▸ **Problem**: Collect each line holding the string "提升企业运营效率和精细化管理水平".

▸ **Supplied information**:
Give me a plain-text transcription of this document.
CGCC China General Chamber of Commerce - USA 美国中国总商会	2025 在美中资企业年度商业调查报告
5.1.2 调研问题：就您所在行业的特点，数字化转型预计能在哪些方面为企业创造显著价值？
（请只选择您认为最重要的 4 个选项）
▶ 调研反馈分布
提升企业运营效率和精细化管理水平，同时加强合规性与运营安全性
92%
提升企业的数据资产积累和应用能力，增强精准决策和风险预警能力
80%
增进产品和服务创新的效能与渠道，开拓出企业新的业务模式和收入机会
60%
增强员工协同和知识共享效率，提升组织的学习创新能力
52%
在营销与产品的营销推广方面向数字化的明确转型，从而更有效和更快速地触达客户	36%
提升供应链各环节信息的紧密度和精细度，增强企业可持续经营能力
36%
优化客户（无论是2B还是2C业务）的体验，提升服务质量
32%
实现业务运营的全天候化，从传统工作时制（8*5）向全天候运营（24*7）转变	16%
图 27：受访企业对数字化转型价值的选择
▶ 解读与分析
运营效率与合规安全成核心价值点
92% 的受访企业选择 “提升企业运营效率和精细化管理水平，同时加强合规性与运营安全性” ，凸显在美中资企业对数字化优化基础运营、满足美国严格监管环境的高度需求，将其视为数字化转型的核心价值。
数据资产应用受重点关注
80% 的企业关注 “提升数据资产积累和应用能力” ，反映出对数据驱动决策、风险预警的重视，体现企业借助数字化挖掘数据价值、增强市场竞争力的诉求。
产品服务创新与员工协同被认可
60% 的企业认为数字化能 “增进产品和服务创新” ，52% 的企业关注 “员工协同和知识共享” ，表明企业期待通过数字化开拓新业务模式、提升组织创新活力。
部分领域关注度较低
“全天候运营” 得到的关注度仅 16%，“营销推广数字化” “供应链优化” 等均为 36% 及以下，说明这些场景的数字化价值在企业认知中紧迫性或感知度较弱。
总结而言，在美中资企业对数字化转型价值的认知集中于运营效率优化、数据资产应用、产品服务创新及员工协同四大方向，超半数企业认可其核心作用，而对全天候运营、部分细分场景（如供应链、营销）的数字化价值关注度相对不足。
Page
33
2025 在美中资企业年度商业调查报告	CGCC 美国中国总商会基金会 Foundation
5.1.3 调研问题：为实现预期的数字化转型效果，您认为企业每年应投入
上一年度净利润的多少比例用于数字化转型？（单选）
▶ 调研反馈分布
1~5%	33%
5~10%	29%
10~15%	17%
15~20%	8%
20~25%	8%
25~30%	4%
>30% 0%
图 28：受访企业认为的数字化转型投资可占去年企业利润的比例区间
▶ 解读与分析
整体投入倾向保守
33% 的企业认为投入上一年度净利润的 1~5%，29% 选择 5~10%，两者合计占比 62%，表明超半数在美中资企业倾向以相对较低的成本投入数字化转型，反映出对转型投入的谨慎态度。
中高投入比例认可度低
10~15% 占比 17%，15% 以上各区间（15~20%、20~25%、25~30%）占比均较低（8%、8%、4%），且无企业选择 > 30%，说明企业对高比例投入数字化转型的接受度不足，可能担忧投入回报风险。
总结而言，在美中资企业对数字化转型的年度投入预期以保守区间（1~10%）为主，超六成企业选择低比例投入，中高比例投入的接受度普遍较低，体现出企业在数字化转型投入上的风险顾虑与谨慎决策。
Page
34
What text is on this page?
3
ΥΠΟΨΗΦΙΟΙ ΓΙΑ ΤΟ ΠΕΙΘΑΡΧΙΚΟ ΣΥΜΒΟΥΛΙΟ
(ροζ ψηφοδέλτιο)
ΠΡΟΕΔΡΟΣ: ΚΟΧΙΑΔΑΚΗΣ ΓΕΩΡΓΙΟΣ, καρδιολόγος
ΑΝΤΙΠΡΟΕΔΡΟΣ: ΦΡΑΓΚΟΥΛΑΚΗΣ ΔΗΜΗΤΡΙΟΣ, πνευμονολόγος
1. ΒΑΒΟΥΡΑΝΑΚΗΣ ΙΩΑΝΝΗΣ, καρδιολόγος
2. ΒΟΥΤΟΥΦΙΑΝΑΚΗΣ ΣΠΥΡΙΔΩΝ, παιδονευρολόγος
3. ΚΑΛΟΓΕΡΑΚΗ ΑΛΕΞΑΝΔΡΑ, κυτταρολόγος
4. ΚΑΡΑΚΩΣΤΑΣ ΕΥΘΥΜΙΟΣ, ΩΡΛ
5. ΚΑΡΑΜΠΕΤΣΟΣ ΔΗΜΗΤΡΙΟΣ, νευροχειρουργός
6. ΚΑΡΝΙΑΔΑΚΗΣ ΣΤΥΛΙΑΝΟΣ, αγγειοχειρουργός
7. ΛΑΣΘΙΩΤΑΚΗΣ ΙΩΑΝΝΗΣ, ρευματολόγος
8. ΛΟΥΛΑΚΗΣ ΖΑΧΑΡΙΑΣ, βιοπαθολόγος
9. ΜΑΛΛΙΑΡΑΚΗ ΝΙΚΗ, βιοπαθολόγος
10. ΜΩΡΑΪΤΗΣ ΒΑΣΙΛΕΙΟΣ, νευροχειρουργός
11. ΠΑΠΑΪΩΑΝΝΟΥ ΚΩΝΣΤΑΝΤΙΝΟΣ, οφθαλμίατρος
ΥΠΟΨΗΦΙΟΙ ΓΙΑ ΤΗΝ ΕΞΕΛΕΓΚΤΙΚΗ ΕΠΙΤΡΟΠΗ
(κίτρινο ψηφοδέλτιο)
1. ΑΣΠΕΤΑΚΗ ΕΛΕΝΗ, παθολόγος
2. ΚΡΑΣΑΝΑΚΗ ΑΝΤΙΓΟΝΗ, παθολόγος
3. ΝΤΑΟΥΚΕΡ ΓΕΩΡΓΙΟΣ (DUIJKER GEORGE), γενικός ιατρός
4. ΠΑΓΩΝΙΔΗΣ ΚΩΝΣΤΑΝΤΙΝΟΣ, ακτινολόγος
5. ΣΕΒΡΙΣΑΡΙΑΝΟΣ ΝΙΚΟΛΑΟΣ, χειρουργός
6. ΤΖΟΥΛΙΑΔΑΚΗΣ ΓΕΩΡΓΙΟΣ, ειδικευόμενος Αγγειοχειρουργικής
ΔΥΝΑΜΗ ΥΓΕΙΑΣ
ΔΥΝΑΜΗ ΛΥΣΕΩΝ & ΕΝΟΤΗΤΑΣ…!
...
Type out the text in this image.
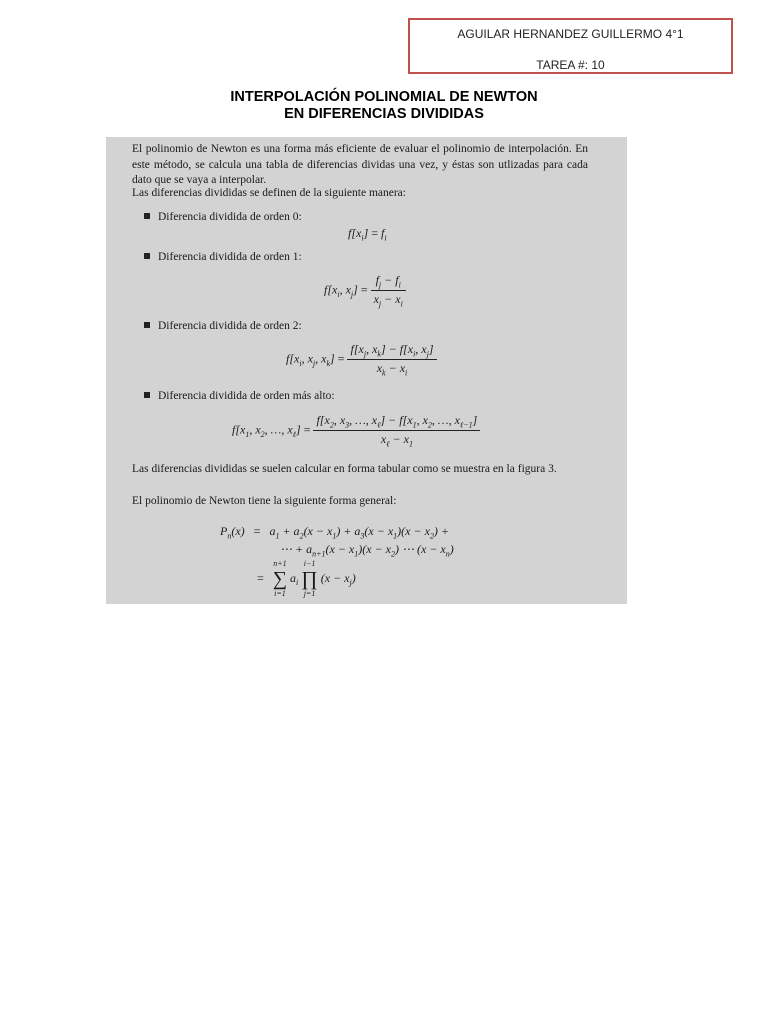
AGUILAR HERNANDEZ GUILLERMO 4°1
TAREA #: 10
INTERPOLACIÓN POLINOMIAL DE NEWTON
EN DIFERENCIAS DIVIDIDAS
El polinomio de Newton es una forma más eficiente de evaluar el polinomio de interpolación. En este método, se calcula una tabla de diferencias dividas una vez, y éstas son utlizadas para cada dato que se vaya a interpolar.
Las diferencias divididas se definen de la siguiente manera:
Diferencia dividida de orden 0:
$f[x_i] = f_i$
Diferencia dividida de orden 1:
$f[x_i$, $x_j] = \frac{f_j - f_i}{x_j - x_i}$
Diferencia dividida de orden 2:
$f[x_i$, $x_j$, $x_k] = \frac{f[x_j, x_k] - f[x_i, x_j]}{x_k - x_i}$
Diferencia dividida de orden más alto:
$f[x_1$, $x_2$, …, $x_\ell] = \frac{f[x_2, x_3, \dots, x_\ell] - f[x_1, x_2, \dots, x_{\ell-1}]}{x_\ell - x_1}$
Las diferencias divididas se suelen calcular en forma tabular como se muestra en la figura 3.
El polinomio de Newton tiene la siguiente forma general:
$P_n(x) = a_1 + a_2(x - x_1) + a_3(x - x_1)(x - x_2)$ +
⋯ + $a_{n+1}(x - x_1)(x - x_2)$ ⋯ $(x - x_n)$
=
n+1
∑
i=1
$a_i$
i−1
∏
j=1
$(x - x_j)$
...
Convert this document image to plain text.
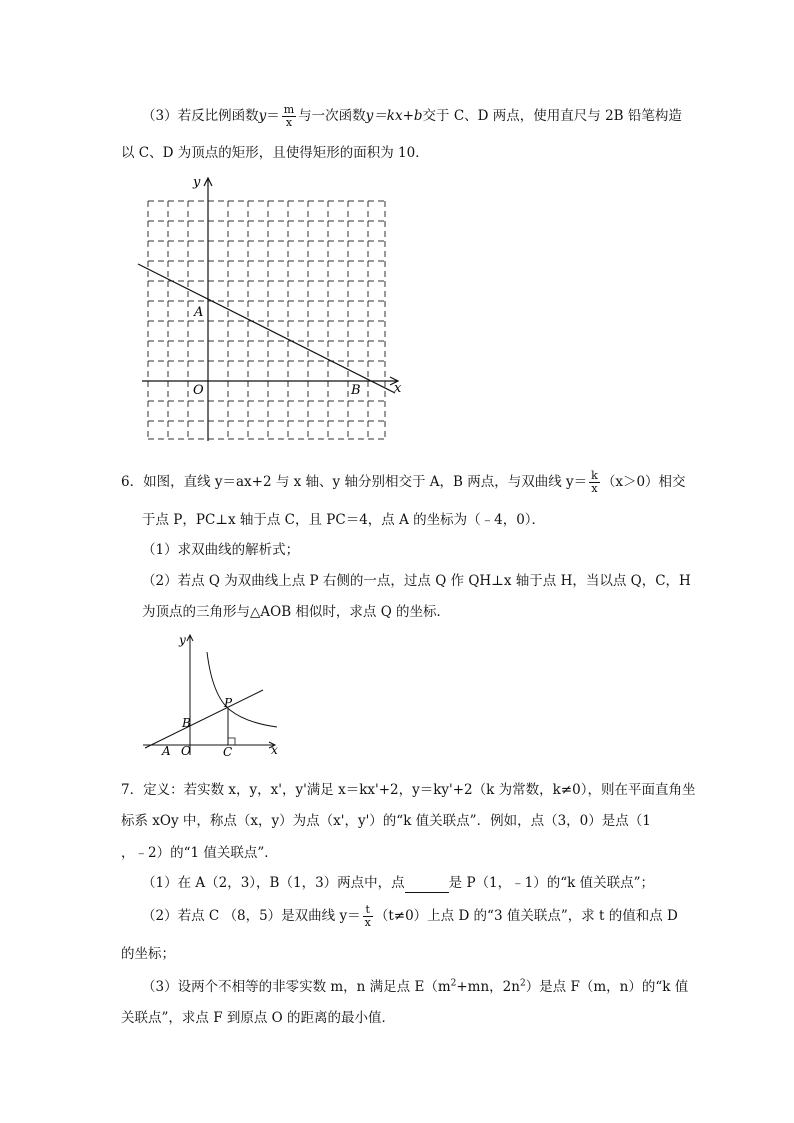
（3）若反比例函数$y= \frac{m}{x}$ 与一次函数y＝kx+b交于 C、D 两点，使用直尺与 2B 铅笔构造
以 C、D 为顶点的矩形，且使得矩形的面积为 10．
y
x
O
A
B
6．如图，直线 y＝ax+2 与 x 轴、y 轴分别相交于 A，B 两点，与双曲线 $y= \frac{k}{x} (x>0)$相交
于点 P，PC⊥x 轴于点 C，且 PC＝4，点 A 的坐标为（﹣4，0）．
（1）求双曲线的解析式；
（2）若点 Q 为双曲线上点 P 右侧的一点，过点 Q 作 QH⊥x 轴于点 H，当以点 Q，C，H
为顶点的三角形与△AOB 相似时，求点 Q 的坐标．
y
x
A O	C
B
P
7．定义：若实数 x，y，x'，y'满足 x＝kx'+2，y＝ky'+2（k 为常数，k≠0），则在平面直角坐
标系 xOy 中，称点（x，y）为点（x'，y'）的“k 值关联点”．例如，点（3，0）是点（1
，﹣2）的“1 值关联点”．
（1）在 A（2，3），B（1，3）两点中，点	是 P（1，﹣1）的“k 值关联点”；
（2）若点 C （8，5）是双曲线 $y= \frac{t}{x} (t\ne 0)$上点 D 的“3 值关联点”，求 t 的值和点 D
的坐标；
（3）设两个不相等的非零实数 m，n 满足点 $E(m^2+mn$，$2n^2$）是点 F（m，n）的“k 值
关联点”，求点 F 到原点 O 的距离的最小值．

▸ **Answer to the problem**:
提升企业运营效率和精细化管理水平，同时加强合规性与运营安全性
92% 的受访企业选择 “提升企业运营效率和精细化管理水平，同时加强合规性与运营安全性” ，凸显在美中资企业对数字化优化基础运营、满足美国严格监管环境的高度需求，将其视为数字化转型的核心价值。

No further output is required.